Look through the material below. Copy each line that contains the string "psychotherapeutischen".

— START —

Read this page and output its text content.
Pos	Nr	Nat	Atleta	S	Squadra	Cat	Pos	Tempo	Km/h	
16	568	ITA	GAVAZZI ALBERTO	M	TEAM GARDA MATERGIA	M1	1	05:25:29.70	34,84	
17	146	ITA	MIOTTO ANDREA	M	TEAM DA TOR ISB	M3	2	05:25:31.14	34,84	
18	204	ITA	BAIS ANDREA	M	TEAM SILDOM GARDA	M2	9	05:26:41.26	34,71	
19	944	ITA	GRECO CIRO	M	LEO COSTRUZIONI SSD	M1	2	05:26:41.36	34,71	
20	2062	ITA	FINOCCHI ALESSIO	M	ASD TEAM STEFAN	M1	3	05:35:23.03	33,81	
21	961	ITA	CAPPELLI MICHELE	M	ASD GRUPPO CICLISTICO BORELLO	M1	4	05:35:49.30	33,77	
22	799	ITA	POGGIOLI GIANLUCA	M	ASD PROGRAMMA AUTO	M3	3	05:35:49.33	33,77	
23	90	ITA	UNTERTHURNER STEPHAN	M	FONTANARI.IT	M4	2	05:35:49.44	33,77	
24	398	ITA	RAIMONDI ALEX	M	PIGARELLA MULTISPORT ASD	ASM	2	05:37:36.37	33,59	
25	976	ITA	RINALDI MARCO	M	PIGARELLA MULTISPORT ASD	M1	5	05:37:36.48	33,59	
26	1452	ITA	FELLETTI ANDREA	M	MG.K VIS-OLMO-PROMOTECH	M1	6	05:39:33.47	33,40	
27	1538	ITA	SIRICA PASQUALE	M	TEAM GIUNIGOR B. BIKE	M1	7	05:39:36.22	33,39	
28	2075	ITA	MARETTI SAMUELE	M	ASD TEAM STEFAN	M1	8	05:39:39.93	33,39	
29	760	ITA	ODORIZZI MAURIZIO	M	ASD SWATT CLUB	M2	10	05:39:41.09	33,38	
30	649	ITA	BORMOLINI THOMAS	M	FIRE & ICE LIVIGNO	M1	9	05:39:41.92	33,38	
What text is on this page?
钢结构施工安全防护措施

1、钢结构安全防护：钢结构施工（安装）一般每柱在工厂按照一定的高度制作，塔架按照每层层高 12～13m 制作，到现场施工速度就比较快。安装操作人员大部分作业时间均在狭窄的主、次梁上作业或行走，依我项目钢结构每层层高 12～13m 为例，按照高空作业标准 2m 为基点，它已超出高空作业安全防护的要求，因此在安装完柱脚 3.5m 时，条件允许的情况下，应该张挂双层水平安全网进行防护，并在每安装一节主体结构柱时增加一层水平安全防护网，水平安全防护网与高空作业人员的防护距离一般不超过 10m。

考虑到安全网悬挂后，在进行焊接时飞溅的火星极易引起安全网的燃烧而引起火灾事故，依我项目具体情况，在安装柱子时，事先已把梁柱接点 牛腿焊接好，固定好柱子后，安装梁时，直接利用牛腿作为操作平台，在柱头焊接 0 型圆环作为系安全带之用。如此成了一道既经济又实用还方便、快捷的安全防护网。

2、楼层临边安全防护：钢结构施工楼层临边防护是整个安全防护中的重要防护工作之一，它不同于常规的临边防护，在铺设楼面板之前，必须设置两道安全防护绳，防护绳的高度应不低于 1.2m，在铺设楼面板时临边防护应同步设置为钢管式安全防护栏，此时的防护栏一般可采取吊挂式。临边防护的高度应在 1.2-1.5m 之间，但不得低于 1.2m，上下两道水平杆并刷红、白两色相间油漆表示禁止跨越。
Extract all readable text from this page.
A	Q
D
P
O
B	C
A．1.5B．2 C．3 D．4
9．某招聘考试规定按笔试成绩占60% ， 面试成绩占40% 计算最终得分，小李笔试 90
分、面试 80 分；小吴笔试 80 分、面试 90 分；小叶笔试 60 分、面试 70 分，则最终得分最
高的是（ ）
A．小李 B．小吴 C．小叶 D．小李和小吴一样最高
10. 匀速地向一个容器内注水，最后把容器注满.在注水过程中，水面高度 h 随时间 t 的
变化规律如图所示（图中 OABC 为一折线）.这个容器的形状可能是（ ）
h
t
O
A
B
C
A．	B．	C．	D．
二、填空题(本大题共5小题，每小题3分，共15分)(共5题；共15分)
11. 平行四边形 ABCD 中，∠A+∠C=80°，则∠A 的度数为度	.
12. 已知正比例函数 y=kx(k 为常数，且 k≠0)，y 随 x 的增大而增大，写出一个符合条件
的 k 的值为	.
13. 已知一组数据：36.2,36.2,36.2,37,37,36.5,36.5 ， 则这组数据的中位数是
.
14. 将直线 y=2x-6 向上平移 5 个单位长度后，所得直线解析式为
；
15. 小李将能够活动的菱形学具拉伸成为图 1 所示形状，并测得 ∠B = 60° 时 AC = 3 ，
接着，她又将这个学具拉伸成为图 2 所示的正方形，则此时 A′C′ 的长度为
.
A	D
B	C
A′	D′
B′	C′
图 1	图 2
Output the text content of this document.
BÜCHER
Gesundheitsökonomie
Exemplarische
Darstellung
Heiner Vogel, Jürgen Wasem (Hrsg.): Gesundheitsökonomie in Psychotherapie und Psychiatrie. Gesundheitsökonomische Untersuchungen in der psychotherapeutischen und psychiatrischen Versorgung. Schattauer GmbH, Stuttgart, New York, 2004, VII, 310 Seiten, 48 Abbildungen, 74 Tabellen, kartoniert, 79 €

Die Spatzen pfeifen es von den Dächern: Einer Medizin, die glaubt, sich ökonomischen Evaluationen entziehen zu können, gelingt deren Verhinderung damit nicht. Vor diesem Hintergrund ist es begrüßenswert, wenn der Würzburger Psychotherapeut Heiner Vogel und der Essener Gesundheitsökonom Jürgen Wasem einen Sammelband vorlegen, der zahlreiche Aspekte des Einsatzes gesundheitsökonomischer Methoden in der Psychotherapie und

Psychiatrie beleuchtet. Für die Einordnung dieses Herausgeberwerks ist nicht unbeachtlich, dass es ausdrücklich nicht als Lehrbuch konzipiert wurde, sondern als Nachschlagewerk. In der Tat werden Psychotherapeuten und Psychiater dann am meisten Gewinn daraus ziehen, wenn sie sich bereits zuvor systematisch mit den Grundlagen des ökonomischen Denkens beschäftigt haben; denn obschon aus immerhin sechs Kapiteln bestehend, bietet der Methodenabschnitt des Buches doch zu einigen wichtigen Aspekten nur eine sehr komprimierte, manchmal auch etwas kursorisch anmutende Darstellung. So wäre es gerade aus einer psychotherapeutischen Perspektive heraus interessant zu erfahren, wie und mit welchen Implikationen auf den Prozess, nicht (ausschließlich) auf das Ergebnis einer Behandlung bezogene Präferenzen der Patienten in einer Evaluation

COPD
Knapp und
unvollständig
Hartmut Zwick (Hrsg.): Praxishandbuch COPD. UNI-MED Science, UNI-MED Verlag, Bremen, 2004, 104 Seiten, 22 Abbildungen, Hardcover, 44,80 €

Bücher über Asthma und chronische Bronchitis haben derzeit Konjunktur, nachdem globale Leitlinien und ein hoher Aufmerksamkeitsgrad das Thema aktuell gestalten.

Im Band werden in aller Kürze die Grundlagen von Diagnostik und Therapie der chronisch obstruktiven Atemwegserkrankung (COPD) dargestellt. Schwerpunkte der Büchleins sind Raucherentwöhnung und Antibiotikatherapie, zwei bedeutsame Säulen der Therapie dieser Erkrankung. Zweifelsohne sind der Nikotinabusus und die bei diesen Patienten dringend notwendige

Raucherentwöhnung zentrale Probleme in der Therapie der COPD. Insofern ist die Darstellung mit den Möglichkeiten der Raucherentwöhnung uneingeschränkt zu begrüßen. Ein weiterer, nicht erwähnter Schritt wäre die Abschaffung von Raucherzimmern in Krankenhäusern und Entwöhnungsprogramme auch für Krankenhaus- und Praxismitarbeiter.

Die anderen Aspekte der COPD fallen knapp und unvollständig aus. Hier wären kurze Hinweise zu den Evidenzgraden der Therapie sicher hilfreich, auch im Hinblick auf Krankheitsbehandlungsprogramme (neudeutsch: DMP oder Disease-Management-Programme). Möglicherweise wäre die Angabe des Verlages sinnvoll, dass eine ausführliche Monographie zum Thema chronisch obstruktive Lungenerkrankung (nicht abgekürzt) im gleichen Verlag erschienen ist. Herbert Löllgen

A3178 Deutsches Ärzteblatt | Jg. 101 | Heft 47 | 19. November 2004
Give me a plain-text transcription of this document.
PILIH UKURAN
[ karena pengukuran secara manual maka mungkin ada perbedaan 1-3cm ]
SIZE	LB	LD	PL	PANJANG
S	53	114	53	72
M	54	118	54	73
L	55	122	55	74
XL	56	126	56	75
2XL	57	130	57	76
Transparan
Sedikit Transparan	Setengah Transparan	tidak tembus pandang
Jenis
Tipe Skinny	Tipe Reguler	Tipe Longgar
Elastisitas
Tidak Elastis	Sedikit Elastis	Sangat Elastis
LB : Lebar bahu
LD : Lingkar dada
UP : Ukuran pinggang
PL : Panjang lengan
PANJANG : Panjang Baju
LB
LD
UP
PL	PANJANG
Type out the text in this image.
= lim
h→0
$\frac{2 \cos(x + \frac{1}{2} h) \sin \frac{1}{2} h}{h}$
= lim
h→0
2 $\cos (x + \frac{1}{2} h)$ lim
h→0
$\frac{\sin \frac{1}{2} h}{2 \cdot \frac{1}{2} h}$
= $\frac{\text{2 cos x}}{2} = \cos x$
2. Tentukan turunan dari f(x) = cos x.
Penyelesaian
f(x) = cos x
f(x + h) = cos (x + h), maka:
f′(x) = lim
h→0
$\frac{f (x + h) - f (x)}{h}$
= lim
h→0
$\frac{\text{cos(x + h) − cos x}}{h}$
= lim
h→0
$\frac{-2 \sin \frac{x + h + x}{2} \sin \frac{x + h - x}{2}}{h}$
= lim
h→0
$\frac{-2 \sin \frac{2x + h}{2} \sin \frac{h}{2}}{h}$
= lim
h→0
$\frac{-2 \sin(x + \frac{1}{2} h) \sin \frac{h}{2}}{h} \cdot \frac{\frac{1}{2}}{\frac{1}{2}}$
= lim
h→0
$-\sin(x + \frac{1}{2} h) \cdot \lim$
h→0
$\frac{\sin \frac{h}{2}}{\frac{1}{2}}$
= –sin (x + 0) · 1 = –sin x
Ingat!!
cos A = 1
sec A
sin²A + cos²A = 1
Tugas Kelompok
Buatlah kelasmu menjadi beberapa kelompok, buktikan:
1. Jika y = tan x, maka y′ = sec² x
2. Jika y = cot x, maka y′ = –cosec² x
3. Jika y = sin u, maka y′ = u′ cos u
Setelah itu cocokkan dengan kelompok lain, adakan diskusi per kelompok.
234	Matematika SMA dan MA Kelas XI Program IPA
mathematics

— END —

● RESULT:
Heiner Vogel, Jürgen Wasem (Hrsg.): Gesundheitsökonomie in Psychotherapie und Psychiatrie. Gesundheitsökonomische Untersuchungen in der psychotherapeutischen und psychiatrischen Versorgung. Schattauer GmbH, Stuttgart, New York, 2004, VII, 310 Seiten, 48 Abbildungen, 74 Tabellen, kartoniert, 79 €
Psychiatrie beleuchtet. Für die Einordnung dieses Herausgeberwerks ist nicht unbeachtlich, dass es ausdrücklich nicht als Lehrbuch konzipiert wurde, sondern als Nachschlagewerk. In der Tat werden Psychotherapeuten und Psychiater dann am meisten Gewinn daraus ziehen, wenn sie sich bereits zuvor systematisch mit den Grundlagen des ökonomischen Denkens beschäftigt haben; denn obschon aus immerhin sechs Kapiteln bestehend, bietet der Methodenabschnitt des Buches doch zu einigen wichtigen Aspekten nur eine sehr komprimierte, manchmal auch etwas kursorisch anmutende Darstellung. So wäre es gerade aus einer psychotherapeutischen Perspektive heraus interessant zu erfahren, wie und mit welchen Implikationen auf den Prozess, nicht (ausschließlich) auf das Ergebnis einer Behandlung bezogene Präferenzen der Patienten in einer Evaluation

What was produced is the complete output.